> _Exercise directions_
Below are records; count the lines in them that hold "MACD" and give only the count.

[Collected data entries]
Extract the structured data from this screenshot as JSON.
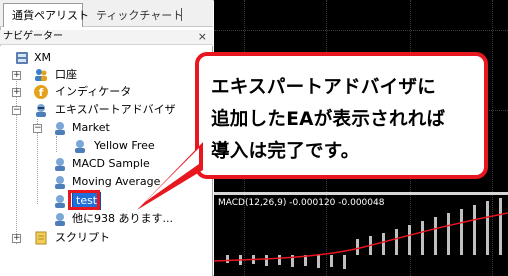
{
  "tabs": [
    {
      "label": "通貨ペアリスト",
      "active": true
    },
    {
      "label": "ティックチャート",
      "active": false
    }
  ],
  "navigator": {
    "title": "ナビゲーター",
    "close_glyph": "×",
    "items": [
      {
        "label": "XM",
        "icon": "server-icon"
      },
      {
        "label": "口座",
        "icon": "accounts-icon"
      },
      {
        "label": "インディケータ",
        "icon": "indicators-icon"
      },
      {
        "label": "エキスパートアドバイザ",
        "icon": "expert-advisors-icon"
      },
      {
        "label": "Market",
        "icon": "folder-icon"
      },
      {
        "label": "Yellow Free",
        "icon": "ea-icon"
      },
      {
        "label": "MACD Sample",
        "icon": "ea-icon"
      },
      {
        "label": "Moving Average",
        "icon": "ea-icon"
      },
      {
        "label": "test",
        "icon": "ea-icon",
        "selected": true
      },
      {
        "label": "他に938 あります...",
        "icon": "ea-icon"
      },
      {
        "label": "スクリプト",
        "icon": "scripts-icon"
      }
    ]
  },
  "chart": {
    "indicator_label": "MACD(12,26,9) -0.000120 -0.000048",
    "background": "#000000",
    "histogram_color": "#c0c0c0",
    "signal_color": "#e8161e"
  },
  "callout": {
    "lines": [
      "エキスパートアドバイザに",
      "追加したEAが表示されれば",
      "導入は完了です。"
    ],
    "border_color": "#e8161e"
  }
}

> _Correct response_
2